Education in Colombia
Education in Colombia includes nursery school, elementary school, high school, technical instruction and university education.
The Human Rights Measurement Initiative finds that Colombia is fulfilling only 80.5% of what it should be fulfilling for the right to education based on the country's level of income. HRMI breaks down the right to education by looking at the rights to both primary education and secondary education. While taking into consideration Colombia's income level, the nation is achieving 82.1% of what should be possible based on its resources for primary education but only 78.9% for secondary education.
Nursery school in Colombia
Most of the children over one year old are provided with daycare and nursery school in "Hogares Comunitarios" sponsored by the National Institute for Family Welfare, where mothers from the community take care of their own children, as well as the children from the immediate neighborhood. When children in Colombia learn how to read and write, they are usually transferred to the elementary school. There are also a large number of private kindergarten facilities.Elementary school
Elementary school comprises 5 years of formal education. Children usually enroll into grade 1, at age five. The net primary enrollment attending elementary school in 2001 totaled 89.5 percent. In some rural areas, teachers are poorly qualified and dropout rates are high. In urban areas, on the other hand, teachers are generally well prepared and knowledgeable of their profession.Colombia developed the method of teaching known as Escuela Nueva or “New School.” The method transforms the conventional learning paradigm where the teacher is the only one talking and conveying information in a classroom. The idea is that students are placed in the center of the learning process in rural communities. Decades after the model was first developed in 1975, Escuela Nueva has received support — including financial — from the Colombian government, Unesco, and The World Bank, and was implemented into a national educational policy in Colombia in the late 1980s. By 1988, Unesco declared that Colombia was the only country in Latin America and the Caribbean where rural schools outperformed urban schools because of the Escuela Nueva method. Between 2007 and 2009, the program taught 700,000 children in Colombia, and the model is now implemented in 20,000 schools across the country. Escuela Nueva has now expanded internationally to 17 countries, including Brazil, the Philippines and India, benefiting more than five million children.

** To do **
Copy the whole text on education in Colombia word for word.

** Data extract **
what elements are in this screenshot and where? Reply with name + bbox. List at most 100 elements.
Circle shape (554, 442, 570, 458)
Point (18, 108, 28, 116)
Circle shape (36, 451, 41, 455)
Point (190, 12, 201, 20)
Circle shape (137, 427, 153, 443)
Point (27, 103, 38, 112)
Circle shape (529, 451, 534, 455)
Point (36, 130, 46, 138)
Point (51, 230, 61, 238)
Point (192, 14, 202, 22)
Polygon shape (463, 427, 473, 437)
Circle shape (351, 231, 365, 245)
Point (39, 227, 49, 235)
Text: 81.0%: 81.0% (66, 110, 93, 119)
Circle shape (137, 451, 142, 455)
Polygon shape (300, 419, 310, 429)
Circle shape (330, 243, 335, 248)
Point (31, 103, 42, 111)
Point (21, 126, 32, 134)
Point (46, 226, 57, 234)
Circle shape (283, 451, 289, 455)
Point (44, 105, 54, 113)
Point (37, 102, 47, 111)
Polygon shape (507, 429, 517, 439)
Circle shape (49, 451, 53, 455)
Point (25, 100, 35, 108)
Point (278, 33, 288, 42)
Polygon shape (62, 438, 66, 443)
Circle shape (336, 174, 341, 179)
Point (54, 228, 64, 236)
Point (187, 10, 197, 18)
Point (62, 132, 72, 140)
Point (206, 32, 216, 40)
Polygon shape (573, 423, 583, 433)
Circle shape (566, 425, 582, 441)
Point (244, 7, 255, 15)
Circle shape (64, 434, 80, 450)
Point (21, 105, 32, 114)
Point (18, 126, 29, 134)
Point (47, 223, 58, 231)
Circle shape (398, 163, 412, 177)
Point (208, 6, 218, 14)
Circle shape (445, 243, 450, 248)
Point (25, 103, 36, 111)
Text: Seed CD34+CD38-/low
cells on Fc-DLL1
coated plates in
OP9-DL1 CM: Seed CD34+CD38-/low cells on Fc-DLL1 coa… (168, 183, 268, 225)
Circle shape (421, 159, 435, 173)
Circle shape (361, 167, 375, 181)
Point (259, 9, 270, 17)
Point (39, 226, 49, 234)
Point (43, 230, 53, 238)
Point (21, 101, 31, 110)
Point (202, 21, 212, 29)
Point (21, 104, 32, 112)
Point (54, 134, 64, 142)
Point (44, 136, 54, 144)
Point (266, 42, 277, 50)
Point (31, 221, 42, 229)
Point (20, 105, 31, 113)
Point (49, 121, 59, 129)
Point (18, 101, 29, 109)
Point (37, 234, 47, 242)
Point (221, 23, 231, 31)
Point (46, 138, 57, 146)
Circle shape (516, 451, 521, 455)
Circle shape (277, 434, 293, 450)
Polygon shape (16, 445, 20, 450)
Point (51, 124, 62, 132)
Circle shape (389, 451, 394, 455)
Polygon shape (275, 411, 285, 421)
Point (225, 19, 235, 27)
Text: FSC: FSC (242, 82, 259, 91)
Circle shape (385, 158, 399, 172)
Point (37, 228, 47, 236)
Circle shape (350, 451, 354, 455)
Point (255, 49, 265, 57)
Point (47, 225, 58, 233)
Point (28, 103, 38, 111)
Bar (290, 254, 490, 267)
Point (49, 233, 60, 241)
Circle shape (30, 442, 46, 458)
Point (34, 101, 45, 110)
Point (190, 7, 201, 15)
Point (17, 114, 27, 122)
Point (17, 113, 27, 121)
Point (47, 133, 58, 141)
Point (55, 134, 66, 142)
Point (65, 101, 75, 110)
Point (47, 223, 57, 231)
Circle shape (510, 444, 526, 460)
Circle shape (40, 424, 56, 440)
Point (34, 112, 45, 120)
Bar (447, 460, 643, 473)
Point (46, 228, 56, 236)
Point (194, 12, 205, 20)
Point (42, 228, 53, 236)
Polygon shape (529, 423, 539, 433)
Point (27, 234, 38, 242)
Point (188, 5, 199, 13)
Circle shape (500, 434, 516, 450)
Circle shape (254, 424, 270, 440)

** The completed task **
Education in Colombia
Education in Colombia includes nursery school, elementary school, high school, technical instruction and university education.
The Human Rights Measurement Initiative finds that Colombia is fulfilling only 80.5% of what it should be fulfilling for the right to education based on the country's level of income. HRMI breaks down the right to education by looking at the rights to both primary education and secondary education. While taking into consideration Colombia's income level, the nation is achieving 82.1% of what should be possible based on its resources for primary education but only 78.9% for secondary education.
Nursery school in Colombia
Most of the children over one year old are provided with daycare and nursery school in "Hogares Comunitarios" sponsored by the National Institute for Family Welfare, where mothers from the community take care of their own children, as well as the children from the immediate neighborhood. When children in Colombia learn how to read and write, they are usually transferred to the elementary school. There are also a large number of private kindergarten facilities.Elementary school
Elementary school comprises 5 years of formal education. Children usually enroll into grade 1, at age five. The net primary enrollment attending elementary school in 2001 totaled 89.5 percent. In some rural areas, teachers are poorly qualified and dropout rates are high. In urban areas, on the other hand, teachers are generally well prepared and knowledgeable of their profession.Colombia developed the method of teaching known as Escuela Nueva or “New School.” The method transforms the conventional learning paradigm where the teacher is the only one talking and conveying information in a classroom. The idea is that students are placed in the center of the learning process in rural communities. Decades after the model was first developed in 1975, Escuela Nueva has received support — including financial — from the Colombian government, Unesco, and The World Bank, and was implemented into a national educational policy in Colombia in the late 1980s. By 1988, Unesco declared that Colombia was the only country in Latin America and the Caribbean where rural schools outperformed urban schools because of the Escuela Nueva method. Between 2007 and 2009, the program taught 700,000 children in Colombia, and the model is now implemented in 20,000 schools across the country. Escuela Nueva has now expanded internationally to 17 countries, including Brazil, the Philippines and India, benefiting more than five million children.